** start of Entries provided **
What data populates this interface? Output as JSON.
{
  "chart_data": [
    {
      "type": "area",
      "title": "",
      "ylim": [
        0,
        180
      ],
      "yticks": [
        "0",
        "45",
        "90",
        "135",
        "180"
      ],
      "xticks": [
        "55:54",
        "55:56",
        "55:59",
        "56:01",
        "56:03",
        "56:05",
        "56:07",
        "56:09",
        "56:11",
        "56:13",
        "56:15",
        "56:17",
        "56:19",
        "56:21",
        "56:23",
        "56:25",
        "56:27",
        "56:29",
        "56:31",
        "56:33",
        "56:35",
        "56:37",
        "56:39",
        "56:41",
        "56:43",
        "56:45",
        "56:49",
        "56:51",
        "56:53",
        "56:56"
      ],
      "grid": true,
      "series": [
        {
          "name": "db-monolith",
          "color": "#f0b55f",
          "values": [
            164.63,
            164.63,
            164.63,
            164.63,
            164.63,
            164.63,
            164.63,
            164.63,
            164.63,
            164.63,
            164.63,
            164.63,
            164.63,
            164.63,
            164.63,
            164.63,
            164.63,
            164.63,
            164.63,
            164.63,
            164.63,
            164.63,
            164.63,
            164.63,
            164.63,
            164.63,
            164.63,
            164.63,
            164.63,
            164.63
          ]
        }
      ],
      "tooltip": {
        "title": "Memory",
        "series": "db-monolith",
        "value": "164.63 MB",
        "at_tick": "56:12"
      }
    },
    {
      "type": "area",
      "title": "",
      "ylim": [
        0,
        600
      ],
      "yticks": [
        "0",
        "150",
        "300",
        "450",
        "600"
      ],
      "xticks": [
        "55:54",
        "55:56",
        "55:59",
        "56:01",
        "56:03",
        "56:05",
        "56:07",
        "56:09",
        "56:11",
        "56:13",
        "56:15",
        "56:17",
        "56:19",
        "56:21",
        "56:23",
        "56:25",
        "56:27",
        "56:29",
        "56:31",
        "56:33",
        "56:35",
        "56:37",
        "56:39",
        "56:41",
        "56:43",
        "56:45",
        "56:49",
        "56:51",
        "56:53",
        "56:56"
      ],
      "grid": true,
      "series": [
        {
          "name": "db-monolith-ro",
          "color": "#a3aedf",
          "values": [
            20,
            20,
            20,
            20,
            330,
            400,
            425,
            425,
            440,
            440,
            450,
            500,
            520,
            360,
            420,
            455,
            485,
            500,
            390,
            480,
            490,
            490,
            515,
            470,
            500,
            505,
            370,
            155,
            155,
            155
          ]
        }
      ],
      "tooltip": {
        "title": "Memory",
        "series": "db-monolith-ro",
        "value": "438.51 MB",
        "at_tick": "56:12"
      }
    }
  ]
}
** end of Entries provided **
- _Work to do_
Search the lines for "monolith". Copy each line that has it.

- _Written response_
          "name": "db-monolith",
        "series": "db-monolith",
          "name": "db-monolith-ro",
        "series": "db-monolith-ro",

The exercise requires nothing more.